# AVAILABLE DATA
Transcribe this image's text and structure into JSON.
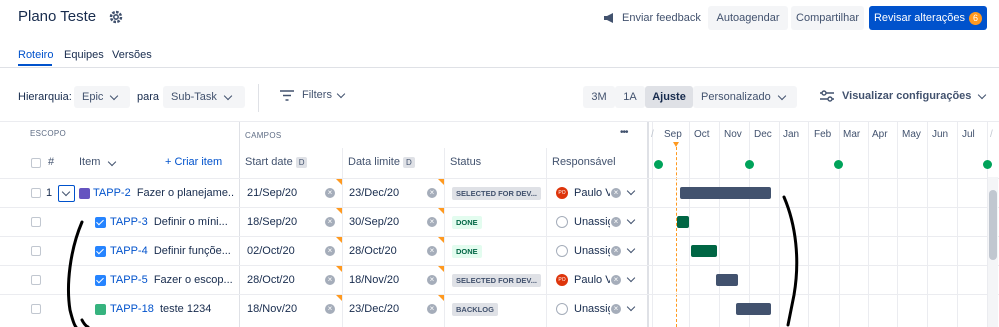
{
  "header": {
    "title": "Plano Teste",
    "feedback": "Enviar feedback",
    "autoschedule": "Autoagendar",
    "share": "Compartilhar",
    "review": "Revisar alterações",
    "review_count": "6"
  },
  "tabs": [
    "Roteiro",
    "Equipes",
    "Versões"
  ],
  "controls": {
    "hierarchy_label": "Hierarquia:",
    "from": "Epic",
    "to_label": "para",
    "to": "Sub-Task",
    "filters": "Filters",
    "zoom": [
      "3M",
      "1A",
      "Ajuste",
      "Personalizado"
    ],
    "view_settings": "Visualizar configurações"
  },
  "columns": {
    "scope": "ESCOPO",
    "fields": "CAMPOS",
    "num": "#",
    "item": "Item",
    "create": "+ Criar item",
    "start": "Start date",
    "due": "Data limite",
    "status": "Status",
    "assignee": "Responsável",
    "d": "D",
    "more": "•••"
  },
  "months": [
    "Sep",
    "Oct",
    "Nov",
    "Dec",
    "Jan",
    "Feb",
    "Mar",
    "Apr",
    "May",
    "Jun",
    "Jul"
  ],
  "rows": [
    {
      "num": "1",
      "key": "TAPP-2",
      "title": "Fazer o planejame...",
      "start": "21/Sep/20",
      "due": "23/Dec/20",
      "status": "SELECTED FOR DEV...",
      "assignee": "Paulo V",
      "type": "epic"
    },
    {
      "num": "",
      "key": "TAPP-3",
      "title": "Definir o míni...",
      "start": "18/Sep/20",
      "due": "30/Sep/20",
      "status": "DONE",
      "assignee": "Unassigne",
      "type": "task"
    },
    {
      "num": "",
      "key": "TAPP-4",
      "title": "Definir funçõe...",
      "start": "02/Oct/20",
      "due": "28/Oct/20",
      "status": "DONE",
      "assignee": "Unassigne",
      "type": "task"
    },
    {
      "num": "",
      "key": "TAPP-5",
      "title": "Fazer o escop...",
      "start": "28/Oct/20",
      "due": "18/Nov/20",
      "status": "SELECTED FOR DEV...",
      "assignee": "Paulo V",
      "type": "task"
    },
    {
      "num": "",
      "key": "TAPP-18",
      "title": "teste 1234",
      "start": "18/Nov/20",
      "due": "23/Dec/20",
      "status": "BACKLOG",
      "assignee": "Unassigne",
      "type": "story"
    }
  ],
  "colors": {
    "primary": "#0052cc",
    "done": "#00a35a",
    "bar": "#42526e",
    "bar_done": "#006644"
  }
}
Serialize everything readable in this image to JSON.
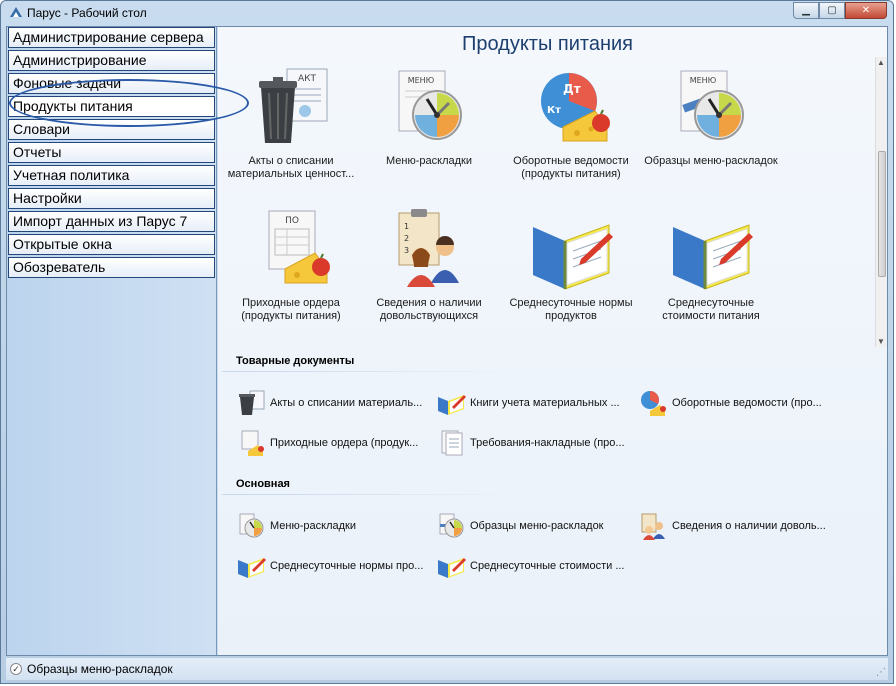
{
  "window": {
    "title": "Парус - Рабочий стол",
    "minimize": "▁",
    "maximize": "▢",
    "close": "✕"
  },
  "nav": {
    "items": [
      {
        "label": "Администрирование сервера"
      },
      {
        "label": "Администрирование"
      },
      {
        "label": "Фоновые задачи"
      },
      {
        "label": "Продукты питания"
      },
      {
        "label": "Словари"
      },
      {
        "label": "Отчеты"
      },
      {
        "label": "Учетная политика"
      },
      {
        "label": "Настройки"
      },
      {
        "label": "Импорт данных из Парус 7"
      },
      {
        "label": "Открытые окна"
      },
      {
        "label": "Обозреватель"
      }
    ],
    "active_index": 3
  },
  "main": {
    "title": "Продукты питания",
    "tiles": [
      {
        "label": "Акты о списании\nматериальных ценност...",
        "icon": "trash-document-icon",
        "badge": "АКТ"
      },
      {
        "label": "Меню-раскладки",
        "icon": "menu-scale-icon",
        "badge": "МЕНЮ"
      },
      {
        "label": "Оборотные ведомости\n(продукты питания)",
        "icon": "debit-credit-cheese-icon",
        "badge_dt": "Дт",
        "badge_kt": "Кт"
      },
      {
        "label": "Образцы меню-раскладок",
        "icon": "menu-sample-icon",
        "badge": "МЕНЮ"
      },
      {
        "label": "Приходные ордера\n(продукты питания)",
        "icon": "receipt-order-cheese-icon",
        "badge": "ПО"
      },
      {
        "label": "Сведения о наличии\nдовольствующихся",
        "icon": "people-checklist-icon"
      },
      {
        "label": "Среднесуточные нормы\nпродуктов",
        "icon": "notebook-pencil-icon"
      },
      {
        "label": "Среднесуточные\nстоимости питания",
        "icon": "notebook-pencil-icon"
      }
    ],
    "sections": [
      {
        "title": "Товарные документы",
        "items": [
          {
            "label": "Акты о списании материаль...",
            "icon": "trash-document-icon"
          },
          {
            "label": "Книги учета материальных ...",
            "icon": "notebook-pencil-icon"
          },
          {
            "label": "Оборотные ведомости (про...",
            "icon": "debit-credit-cheese-icon"
          },
          {
            "label": "Приходные ордера (продук...",
            "icon": "receipt-order-cheese-icon"
          },
          {
            "label": "Требования-накладные (про...",
            "icon": "requisition-document-icon"
          }
        ]
      },
      {
        "title": "Основная",
        "items": [
          {
            "label": "Меню-раскладки",
            "icon": "menu-scale-icon"
          },
          {
            "label": "Образцы меню-раскладок",
            "icon": "menu-sample-icon"
          },
          {
            "label": "Сведения о наличии доволь...",
            "icon": "people-checklist-icon"
          },
          {
            "label": "Среднесуточные нормы про...",
            "icon": "notebook-pencil-icon"
          },
          {
            "label": "Среднесуточные стоимости ...",
            "icon": "notebook-pencil-icon"
          }
        ]
      }
    ]
  },
  "statusbar": {
    "text": "Образцы меню-раскладок"
  },
  "colors": {
    "accent": "#1c3f6e",
    "nav_border": "#24477a",
    "highlight_ellipse": "#2a5aa8"
  }
}
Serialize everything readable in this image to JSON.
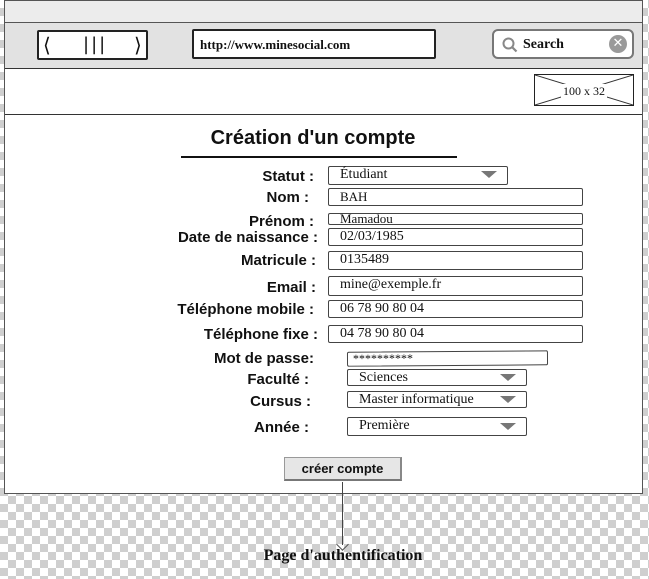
{
  "browser": {
    "url": "http://www.minesocial.com",
    "search_placeholder": "Search",
    "nav_glyphs": {
      "back": "⟨",
      "menu": "|||",
      "forward": "⟩"
    },
    "placeholder_image_label": "100 x 32"
  },
  "form": {
    "title": "Création d'un compte",
    "fields": {
      "statut": {
        "label": "Statut :",
        "value": "Étudiant"
      },
      "nom": {
        "label": "Nom :",
        "value": "BAH"
      },
      "prenom": {
        "label": "Prénom :",
        "value": "Mamadou"
      },
      "naissance": {
        "label": "Date de naissance :",
        "value": "02/03/1985"
      },
      "matricule": {
        "label": "Matricule :",
        "value": "0135489"
      },
      "email": {
        "label": "Email :",
        "value": "mine@exemple.fr"
      },
      "tel_mobile": {
        "label": "Téléphone mobile :",
        "value": "06 78 90 80 04"
      },
      "tel_fixe": {
        "label": "Téléphone fixe :",
        "value": "04 78 90 80 04"
      },
      "mot_de_passe": {
        "label": "Mot de passe:",
        "value": "**********"
      },
      "faculte": {
        "label": "Faculté :",
        "value": "Sciences"
      },
      "cursus": {
        "label": "Cursus :",
        "value": "Master informatique"
      },
      "annee": {
        "label": "Année :",
        "value": "Première"
      }
    },
    "submit_label": "créer compte"
  },
  "flow": {
    "target_label": "Page d'authentification"
  },
  "icons": {
    "search": "search-icon",
    "clear": "close-icon",
    "image_placeholder": "image-placeholder-icon"
  }
}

# JOB
Copy each line of the records containing the string "trash".

# TASK SOLUTION
        "icon": "trash-document-icon",
            "icon": "trash-document-icon"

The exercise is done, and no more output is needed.